Supplied information:
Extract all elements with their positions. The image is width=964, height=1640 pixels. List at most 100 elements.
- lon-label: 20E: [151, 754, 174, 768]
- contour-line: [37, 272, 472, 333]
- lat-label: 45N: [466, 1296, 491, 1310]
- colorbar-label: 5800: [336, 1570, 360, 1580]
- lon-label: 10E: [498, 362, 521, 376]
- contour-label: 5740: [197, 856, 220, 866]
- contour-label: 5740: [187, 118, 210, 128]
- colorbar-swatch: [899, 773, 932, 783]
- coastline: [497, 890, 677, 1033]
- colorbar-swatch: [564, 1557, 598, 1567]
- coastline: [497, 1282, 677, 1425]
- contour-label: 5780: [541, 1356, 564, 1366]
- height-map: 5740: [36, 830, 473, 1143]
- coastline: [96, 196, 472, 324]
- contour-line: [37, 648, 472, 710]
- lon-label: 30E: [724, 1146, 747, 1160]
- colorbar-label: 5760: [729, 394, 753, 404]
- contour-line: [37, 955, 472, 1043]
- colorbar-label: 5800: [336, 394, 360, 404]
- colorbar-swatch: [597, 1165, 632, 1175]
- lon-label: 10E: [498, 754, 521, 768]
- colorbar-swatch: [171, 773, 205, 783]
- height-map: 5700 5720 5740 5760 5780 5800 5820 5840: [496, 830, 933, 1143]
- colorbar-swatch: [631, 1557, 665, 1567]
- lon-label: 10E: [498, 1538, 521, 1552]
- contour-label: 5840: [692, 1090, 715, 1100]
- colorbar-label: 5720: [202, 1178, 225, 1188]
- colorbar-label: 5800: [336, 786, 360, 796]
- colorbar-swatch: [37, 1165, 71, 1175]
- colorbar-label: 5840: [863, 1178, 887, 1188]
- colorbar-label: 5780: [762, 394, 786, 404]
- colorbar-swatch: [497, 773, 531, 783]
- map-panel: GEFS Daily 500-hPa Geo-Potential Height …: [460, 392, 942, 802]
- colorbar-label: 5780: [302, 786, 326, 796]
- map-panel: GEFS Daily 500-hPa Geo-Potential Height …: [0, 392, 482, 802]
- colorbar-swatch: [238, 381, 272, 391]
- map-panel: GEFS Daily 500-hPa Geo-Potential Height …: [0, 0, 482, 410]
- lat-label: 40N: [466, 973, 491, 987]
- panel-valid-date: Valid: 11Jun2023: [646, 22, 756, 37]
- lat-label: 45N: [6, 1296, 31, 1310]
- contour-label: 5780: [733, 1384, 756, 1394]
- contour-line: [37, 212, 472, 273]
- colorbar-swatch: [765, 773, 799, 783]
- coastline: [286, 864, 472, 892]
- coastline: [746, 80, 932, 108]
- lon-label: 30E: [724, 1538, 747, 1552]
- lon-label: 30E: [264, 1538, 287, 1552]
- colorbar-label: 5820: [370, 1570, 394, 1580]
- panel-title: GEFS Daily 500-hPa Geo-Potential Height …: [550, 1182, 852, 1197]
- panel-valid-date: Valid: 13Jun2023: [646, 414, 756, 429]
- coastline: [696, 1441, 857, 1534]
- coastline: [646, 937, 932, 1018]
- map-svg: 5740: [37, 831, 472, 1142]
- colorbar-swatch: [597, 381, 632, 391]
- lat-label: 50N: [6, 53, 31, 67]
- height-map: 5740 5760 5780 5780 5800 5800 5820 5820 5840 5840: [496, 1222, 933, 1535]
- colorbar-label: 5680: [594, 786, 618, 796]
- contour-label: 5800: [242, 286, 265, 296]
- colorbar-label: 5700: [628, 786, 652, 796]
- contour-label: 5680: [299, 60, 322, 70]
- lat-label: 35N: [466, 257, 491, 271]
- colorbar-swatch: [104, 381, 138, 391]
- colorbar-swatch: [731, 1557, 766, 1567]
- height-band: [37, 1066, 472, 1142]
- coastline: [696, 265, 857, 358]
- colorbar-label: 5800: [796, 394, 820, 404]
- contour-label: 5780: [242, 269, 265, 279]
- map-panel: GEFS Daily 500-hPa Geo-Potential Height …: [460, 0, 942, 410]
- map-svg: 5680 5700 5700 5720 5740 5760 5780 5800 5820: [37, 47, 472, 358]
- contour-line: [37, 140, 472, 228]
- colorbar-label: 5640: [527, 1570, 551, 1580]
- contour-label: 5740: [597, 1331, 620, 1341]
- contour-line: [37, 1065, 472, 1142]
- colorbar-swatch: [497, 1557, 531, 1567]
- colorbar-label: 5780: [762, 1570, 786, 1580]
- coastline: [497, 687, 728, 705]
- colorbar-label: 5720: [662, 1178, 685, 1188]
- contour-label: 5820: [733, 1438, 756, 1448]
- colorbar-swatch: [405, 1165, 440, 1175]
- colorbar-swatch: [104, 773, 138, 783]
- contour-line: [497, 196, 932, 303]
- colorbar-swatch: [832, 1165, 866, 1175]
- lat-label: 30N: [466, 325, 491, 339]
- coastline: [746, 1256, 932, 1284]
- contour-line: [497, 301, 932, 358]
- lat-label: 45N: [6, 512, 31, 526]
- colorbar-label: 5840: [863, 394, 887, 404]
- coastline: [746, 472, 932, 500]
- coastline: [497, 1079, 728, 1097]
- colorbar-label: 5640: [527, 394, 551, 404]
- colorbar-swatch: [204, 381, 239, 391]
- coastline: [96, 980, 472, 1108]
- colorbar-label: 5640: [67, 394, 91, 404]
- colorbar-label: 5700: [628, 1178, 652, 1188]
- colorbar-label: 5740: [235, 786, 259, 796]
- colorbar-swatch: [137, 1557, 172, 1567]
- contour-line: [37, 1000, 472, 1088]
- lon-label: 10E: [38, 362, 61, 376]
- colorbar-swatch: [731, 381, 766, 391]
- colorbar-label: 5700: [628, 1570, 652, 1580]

Do this: Reproduce every one of the rows above verbatim, character for character.

Response:
Extract all elements with their positions. The image is width=964, height=1640 pixels. List at most 100 elements.
- lon-label: 20E: [151, 754, 174, 768]
- contour-line: [37, 272, 472, 333]
- lat-label: 45N: [466, 1296, 491, 1310]
- colorbar-label: 5800: [336, 1570, 360, 1580]
- lon-label: 10E: [498, 362, 521, 376]
- contour-label: 5740: [197, 856, 220, 866]
- contour-label: 5740: [187, 118, 210, 128]
- colorbar-swatch: [899, 773, 932, 783]
- coastline: [497, 890, 677, 1033]
- colorbar-swatch: [564, 1557, 598, 1567]
- coastline: [497, 1282, 677, 1425]
- contour-label: 5780: [541, 1356, 564, 1366]
- height-map: 5740: [36, 830, 473, 1143]
- coastline: [96, 196, 472, 324]
- contour-line: [37, 648, 472, 710]
- lon-label: 30E: [724, 1146, 747, 1160]
- colorbar-label: 5760: [729, 394, 753, 404]
- contour-line: [37, 955, 472, 1043]
- colorbar-label: 5800: [336, 394, 360, 404]
- colorbar-swatch: [597, 1165, 632, 1175]
- lon-label: 10E: [498, 754, 521, 768]
- colorbar-swatch: [171, 773, 205, 783]
- height-map: 5700 5720 5740 5760 5780 5800 5820 5840: [496, 830, 933, 1143]
- colorbar-swatch: [631, 1557, 665, 1567]
- lon-label: 10E: [498, 1538, 521, 1552]
- contour-label: 5840: [692, 1090, 715, 1100]
- colorbar-label: 5720: [202, 1178, 225, 1188]
- colorbar-label: 5800: [336, 786, 360, 796]
- colorbar-swatch: [37, 1165, 71, 1175]
- colorbar-label: 5840: [863, 1178, 887, 1188]
- colorbar-label: 5780: [762, 394, 786, 404]
- colorbar-swatch: [497, 773, 531, 783]
- map-panel: GEFS Daily 500-hPa Geo-Potential Height …: [460, 392, 942, 802]
- colorbar-label: 5780: [302, 786, 326, 796]
- map-panel: GEFS Daily 500-hPa Geo-Potential Height …: [0, 392, 482, 802]
- colorbar-swatch: [238, 381, 272, 391]
- map-panel: GEFS Daily 500-hPa Geo-Potential Height …: [0, 0, 482, 410]
- lat-label: 40N: [466, 973, 491, 987]
- panel-valid-date: Valid: 11Jun2023: [646, 22, 756, 37]
- lat-label: 45N: [6, 1296, 31, 1310]
- contour-label: 5780: [733, 1384, 756, 1394]
- contour-line: [37, 212, 472, 273]
- colorbar-swatch: [765, 773, 799, 783]
- coastline: [286, 864, 472, 892]
- coastline: [746, 80, 932, 108]
- lon-label: 30E: [724, 1538, 747, 1552]
- lon-label: 30E: [264, 1538, 287, 1552]
- colorbar-label: 5820: [370, 1570, 394, 1580]
- panel-title: GEFS Daily 500-hPa Geo-Potential Height …: [550, 1182, 852, 1197]
- panel-valid-date: Valid: 13Jun2023: [646, 414, 756, 429]
- coastline: [696, 1441, 857, 1534]
- coastline: [646, 937, 932, 1018]
- map-svg: 5740: [37, 831, 472, 1142]
- colorbar-swatch: [597, 381, 632, 391]
- lat-label: 50N: [6, 53, 31, 67]
- height-map: 5740 5760 5780 5780 5800 5800 5820 5820 5840 5840: [496, 1222, 933, 1535]
- colorbar-label: 5680: [594, 786, 618, 796]
- contour-label: 5800: [242, 286, 265, 296]
- colorbar-label: 5700: [628, 786, 652, 796]
- contour-label: 5680: [299, 60, 322, 70]
- lat-label: 35N: [466, 257, 491, 271]
- colorbar-swatch: [104, 381, 138, 391]
- colorbar-swatch: [731, 1557, 766, 1567]
- height-band: [37, 1066, 472, 1142]
- coastline: [696, 265, 857, 358]
- colorbar-label: 5800: [796, 394, 820, 404]
- contour-label: 5780: [242, 269, 265, 279]
- map-panel: GEFS Daily 500-hPa Geo-Potential Height …: [460, 0, 942, 410]
- map-svg: 5680 5700 5700 5720 5740 5760 5780 5800 5820: [37, 47, 472, 358]
- contour-line: [37, 140, 472, 228]
- colorbar-label: 5640: [527, 1570, 551, 1580]
- contour-label: 5740: [597, 1331, 620, 1341]
- contour-line: [37, 1065, 472, 1142]
- colorbar-swatch: [497, 1557, 531, 1567]
- colorbar-label: 5780: [762, 1570, 786, 1580]
- coastline: [497, 687, 728, 705]
- colorbar-label: 5720: [662, 1178, 685, 1188]
- contour-label: 5820: [733, 1438, 756, 1448]
- colorbar-swatch: [405, 1165, 440, 1175]
- colorbar-swatch: [104, 773, 138, 783]
- contour-line: [497, 196, 932, 303]
- colorbar-swatch: [832, 1165, 866, 1175]
- lat-label: 30N: [466, 325, 491, 339]
- coastline: [746, 1256, 932, 1284]
- contour-line: [497, 301, 932, 358]
- lat-label: 45N: [6, 512, 31, 526]
- colorbar-label: 5840: [863, 394, 887, 404]
- coastline: [746, 472, 932, 500]
- coastline: [497, 1079, 728, 1097]
- colorbar-label: 5640: [527, 394, 551, 404]
- colorbar-swatch: [204, 381, 239, 391]
- coastline: [96, 980, 472, 1108]
- colorbar-label: 5640: [67, 394, 91, 404]
- colorbar-label: 5700: [628, 1178, 652, 1188]
- colorbar-label: 5740: [235, 786, 259, 796]
- colorbar-swatch: [137, 1557, 172, 1567]
- contour-line: [37, 1000, 472, 1088]
- lon-label: 10E: [38, 362, 61, 376]
- colorbar-swatch: [731, 381, 766, 391]
- colorbar-label: 5700: [628, 1570, 652, 1580]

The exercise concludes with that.